%%

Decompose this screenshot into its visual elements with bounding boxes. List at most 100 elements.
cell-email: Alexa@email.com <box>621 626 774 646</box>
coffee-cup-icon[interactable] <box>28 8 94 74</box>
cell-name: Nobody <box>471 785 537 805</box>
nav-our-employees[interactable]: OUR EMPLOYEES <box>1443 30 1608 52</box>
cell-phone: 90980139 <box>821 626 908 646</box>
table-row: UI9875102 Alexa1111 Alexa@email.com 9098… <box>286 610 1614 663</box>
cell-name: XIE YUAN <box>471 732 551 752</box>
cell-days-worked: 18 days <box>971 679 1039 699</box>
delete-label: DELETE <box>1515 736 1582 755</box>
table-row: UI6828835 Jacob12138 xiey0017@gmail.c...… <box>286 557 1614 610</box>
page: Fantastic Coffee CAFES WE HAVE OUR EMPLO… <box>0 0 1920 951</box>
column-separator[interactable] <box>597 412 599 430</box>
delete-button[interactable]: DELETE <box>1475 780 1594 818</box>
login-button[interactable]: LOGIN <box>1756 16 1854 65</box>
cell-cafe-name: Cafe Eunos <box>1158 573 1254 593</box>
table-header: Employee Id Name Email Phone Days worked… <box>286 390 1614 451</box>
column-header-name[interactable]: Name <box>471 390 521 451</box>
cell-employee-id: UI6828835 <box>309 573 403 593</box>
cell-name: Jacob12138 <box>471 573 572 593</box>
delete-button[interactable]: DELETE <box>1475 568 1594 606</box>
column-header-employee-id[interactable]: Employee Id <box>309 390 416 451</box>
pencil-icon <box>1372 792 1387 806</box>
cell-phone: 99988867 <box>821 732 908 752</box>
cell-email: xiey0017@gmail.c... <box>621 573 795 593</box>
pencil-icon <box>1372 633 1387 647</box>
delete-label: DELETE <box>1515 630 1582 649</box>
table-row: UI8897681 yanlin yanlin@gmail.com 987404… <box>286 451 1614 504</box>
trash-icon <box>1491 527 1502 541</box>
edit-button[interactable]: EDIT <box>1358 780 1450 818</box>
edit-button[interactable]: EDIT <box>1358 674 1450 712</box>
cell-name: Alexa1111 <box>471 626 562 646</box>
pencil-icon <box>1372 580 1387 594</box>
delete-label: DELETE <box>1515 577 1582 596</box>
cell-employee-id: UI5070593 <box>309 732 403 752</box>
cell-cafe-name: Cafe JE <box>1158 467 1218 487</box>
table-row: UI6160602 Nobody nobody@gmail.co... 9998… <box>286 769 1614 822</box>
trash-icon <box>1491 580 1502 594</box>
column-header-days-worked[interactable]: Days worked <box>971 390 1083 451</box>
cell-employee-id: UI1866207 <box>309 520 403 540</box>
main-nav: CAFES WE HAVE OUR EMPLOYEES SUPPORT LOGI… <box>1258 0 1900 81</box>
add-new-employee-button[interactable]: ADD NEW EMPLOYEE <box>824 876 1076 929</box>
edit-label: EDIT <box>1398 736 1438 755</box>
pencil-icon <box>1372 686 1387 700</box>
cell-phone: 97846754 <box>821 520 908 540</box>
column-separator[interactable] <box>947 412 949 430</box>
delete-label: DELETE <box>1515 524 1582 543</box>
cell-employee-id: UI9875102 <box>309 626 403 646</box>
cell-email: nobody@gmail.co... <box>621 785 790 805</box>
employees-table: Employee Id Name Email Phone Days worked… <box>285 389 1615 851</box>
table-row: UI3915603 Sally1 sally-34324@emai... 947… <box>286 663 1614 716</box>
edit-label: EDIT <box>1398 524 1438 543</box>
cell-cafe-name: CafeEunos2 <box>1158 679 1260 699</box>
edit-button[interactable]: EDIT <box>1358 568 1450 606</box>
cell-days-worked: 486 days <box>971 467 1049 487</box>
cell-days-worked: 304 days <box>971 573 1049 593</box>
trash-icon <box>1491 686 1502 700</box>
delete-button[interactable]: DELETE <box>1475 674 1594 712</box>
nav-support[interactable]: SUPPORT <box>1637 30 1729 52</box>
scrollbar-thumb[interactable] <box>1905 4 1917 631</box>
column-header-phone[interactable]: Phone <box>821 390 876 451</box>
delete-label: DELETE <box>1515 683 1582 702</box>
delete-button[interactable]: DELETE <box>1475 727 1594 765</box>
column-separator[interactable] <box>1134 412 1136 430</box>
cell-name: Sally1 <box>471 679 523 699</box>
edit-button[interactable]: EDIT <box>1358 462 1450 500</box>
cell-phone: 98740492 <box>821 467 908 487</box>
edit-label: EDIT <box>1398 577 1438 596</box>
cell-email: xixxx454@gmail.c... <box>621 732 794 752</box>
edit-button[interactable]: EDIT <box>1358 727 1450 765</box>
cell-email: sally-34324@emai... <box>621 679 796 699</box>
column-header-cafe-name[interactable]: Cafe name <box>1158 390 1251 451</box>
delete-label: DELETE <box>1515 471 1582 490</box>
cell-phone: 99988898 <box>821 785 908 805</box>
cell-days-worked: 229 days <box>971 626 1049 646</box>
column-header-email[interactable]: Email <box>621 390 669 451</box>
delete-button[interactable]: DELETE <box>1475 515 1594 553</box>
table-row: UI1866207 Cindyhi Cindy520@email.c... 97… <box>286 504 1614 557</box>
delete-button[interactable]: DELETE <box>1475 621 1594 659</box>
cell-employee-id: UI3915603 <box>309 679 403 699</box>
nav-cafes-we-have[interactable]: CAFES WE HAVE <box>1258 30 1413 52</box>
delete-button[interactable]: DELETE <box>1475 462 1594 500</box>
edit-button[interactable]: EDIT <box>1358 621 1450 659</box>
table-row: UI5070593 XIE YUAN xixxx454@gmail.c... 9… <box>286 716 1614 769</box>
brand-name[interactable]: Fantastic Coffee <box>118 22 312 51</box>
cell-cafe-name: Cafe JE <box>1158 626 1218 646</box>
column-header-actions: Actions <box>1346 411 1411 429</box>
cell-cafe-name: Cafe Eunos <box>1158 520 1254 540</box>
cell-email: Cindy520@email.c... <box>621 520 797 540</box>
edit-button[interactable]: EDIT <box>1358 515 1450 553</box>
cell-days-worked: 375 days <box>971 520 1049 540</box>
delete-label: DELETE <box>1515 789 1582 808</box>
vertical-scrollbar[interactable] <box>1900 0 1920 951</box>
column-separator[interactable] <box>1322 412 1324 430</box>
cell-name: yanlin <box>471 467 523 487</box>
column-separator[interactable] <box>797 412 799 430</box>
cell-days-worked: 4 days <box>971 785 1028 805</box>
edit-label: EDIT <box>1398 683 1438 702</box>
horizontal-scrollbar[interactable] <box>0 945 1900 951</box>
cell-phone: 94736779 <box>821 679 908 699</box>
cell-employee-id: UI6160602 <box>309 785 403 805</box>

%%

### WHAT TO DO
Can you copy every line of the records above word for word, leaving each one unchanged?

### RESULT OF THE TASK
Decompose this screenshot into its visual elements with bounding boxes. List at most 100 elements.
cell-email: Alexa@email.com <box>621 626 774 646</box>
coffee-cup-icon[interactable] <box>28 8 94 74</box>
cell-name: Nobody <box>471 785 537 805</box>
nav-our-employees[interactable]: OUR EMPLOYEES <box>1443 30 1608 52</box>
cell-phone: 90980139 <box>821 626 908 646</box>
table-row: UI9875102 Alexa1111 Alexa@email.com 9098… <box>286 610 1614 663</box>
cell-name: XIE YUAN <box>471 732 551 752</box>
cell-days-worked: 18 days <box>971 679 1039 699</box>
delete-label: DELETE <box>1515 736 1582 755</box>
table-row: UI6828835 Jacob12138 xiey0017@gmail.c...… <box>286 557 1614 610</box>
page: Fantastic Coffee CAFES WE HAVE OUR EMPLO… <box>0 0 1920 951</box>
column-separator[interactable] <box>597 412 599 430</box>
delete-button[interactable]: DELETE <box>1475 780 1594 818</box>
login-button[interactable]: LOGIN <box>1756 16 1854 65</box>
cell-cafe-name: Cafe Eunos <box>1158 573 1254 593</box>
table-header: Employee Id Name Email Phone Days worked… <box>286 390 1614 451</box>
column-header-name[interactable]: Name <box>471 390 521 451</box>
cell-employee-id: UI6828835 <box>309 573 403 593</box>
cell-name: Jacob12138 <box>471 573 572 593</box>
delete-button[interactable]: DELETE <box>1475 568 1594 606</box>
column-header-employee-id[interactable]: Employee Id <box>309 390 416 451</box>
pencil-icon <box>1372 792 1387 806</box>
cell-phone: 99988867 <box>821 732 908 752</box>
cell-email: xiey0017@gmail.c... <box>621 573 795 593</box>
pencil-icon <box>1372 633 1387 647</box>
delete-label: DELETE <box>1515 630 1582 649</box>
table-row: UI8897681 yanlin yanlin@gmail.com 987404… <box>286 451 1614 504</box>
trash-icon <box>1491 527 1502 541</box>
edit-button[interactable]: EDIT <box>1358 780 1450 818</box>
edit-button[interactable]: EDIT <box>1358 674 1450 712</box>
cell-name: Alexa1111 <box>471 626 562 646</box>
pencil-icon <box>1372 580 1387 594</box>
delete-label: DELETE <box>1515 577 1582 596</box>
cell-employee-id: UI5070593 <box>309 732 403 752</box>
cell-cafe-name: Cafe JE <box>1158 467 1218 487</box>
table-row: UI6160602 Nobody nobody@gmail.co... 9998… <box>286 769 1614 822</box>
trash-icon <box>1491 580 1502 594</box>
column-header-days-worked[interactable]: Days worked <box>971 390 1083 451</box>
cell-employee-id: UI1866207 <box>309 520 403 540</box>
main-nav: CAFES WE HAVE OUR EMPLOYEES SUPPORT LOGI… <box>1258 0 1900 81</box>
add-new-employee-button[interactable]: ADD NEW EMPLOYEE <box>824 876 1076 929</box>
edit-label: EDIT <box>1398 736 1438 755</box>
pencil-icon <box>1372 686 1387 700</box>
cell-phone: 97846754 <box>821 520 908 540</box>
column-separator[interactable] <box>947 412 949 430</box>
delete-label: DELETE <box>1515 524 1582 543</box>
cell-employee-id: UI9875102 <box>309 626 403 646</box>
cell-email: nobody@gmail.co... <box>621 785 790 805</box>
employees-table: Employee Id Name Email Phone Days worked… <box>285 389 1615 851</box>
table-row: UI3915603 Sally1 sally-34324@emai... 947… <box>286 663 1614 716</box>
edit-label: EDIT <box>1398 524 1438 543</box>
cell-cafe-name: CafeEunos2 <box>1158 679 1260 699</box>
edit-button[interactable]: EDIT <box>1358 568 1450 606</box>
cell-days-worked: 486 days <box>971 467 1049 487</box>
cell-days-worked: 304 days <box>971 573 1049 593</box>
trash-icon <box>1491 686 1502 700</box>
delete-button[interactable]: DELETE <box>1475 674 1594 712</box>
nav-support[interactable]: SUPPORT <box>1637 30 1729 52</box>
scrollbar-thumb[interactable] <box>1905 4 1917 631</box>
column-header-phone[interactable]: Phone <box>821 390 876 451</box>
delete-label: DELETE <box>1515 683 1582 702</box>
delete-button[interactable]: DELETE <box>1475 727 1594 765</box>
column-separator[interactable] <box>1134 412 1136 430</box>
cell-name: Sally1 <box>471 679 523 699</box>
edit-button[interactable]: EDIT <box>1358 462 1450 500</box>
cell-phone: 98740492 <box>821 467 908 487</box>
edit-label: EDIT <box>1398 577 1438 596</box>
cell-email: xixxx454@gmail.c... <box>621 732 794 752</box>
edit-button[interactable]: EDIT <box>1358 727 1450 765</box>
cell-email: sally-34324@emai... <box>621 679 796 699</box>
column-header-cafe-name[interactable]: Cafe name <box>1158 390 1251 451</box>
delete-label: DELETE <box>1515 471 1582 490</box>
cell-phone: 99988898 <box>821 785 908 805</box>
cell-days-worked: 229 days <box>971 626 1049 646</box>
column-header-email[interactable]: Email <box>621 390 669 451</box>
delete-button[interactable]: DELETE <box>1475 515 1594 553</box>
table-row: UI1866207 Cindyhi Cindy520@email.c... 97… <box>286 504 1614 557</box>
delete-button[interactable]: DELETE <box>1475 621 1594 659</box>
cell-employee-id: UI3915603 <box>309 679 403 699</box>
nav-cafes-we-have[interactable]: CAFES WE HAVE <box>1258 30 1413 52</box>
delete-button[interactable]: DELETE <box>1475 462 1594 500</box>
edit-button[interactable]: EDIT <box>1358 621 1450 659</box>
table-row: UI5070593 XIE YUAN xixxx454@gmail.c... 9… <box>286 716 1614 769</box>
brand-name[interactable]: Fantastic Coffee <box>118 22 312 51</box>
cell-cafe-name: Cafe JE <box>1158 626 1218 646</box>
column-header-actions: Actions <box>1346 411 1411 429</box>
cell-cafe-name: Cafe Eunos <box>1158 520 1254 540</box>
cell-email: Cindy520@email.c... <box>621 520 797 540</box>
edit-button[interactable]: EDIT <box>1358 515 1450 553</box>
cell-days-worked: 375 days <box>971 520 1049 540</box>
delete-label: DELETE <box>1515 789 1582 808</box>
vertical-scrollbar[interactable] <box>1900 0 1920 951</box>
column-separator[interactable] <box>1322 412 1324 430</box>
cell-name: yanlin <box>471 467 523 487</box>
column-separator[interactable] <box>797 412 799 430</box>
cell-days-worked: 4 days <box>971 785 1028 805</box>
edit-label: EDIT <box>1398 683 1438 702</box>
horizontal-scrollbar[interactable] <box>0 945 1900 951</box>
cell-phone: 94736779 <box>821 679 908 699</box>
cell-employee-id: UI6160602 <box>309 785 403 805</box>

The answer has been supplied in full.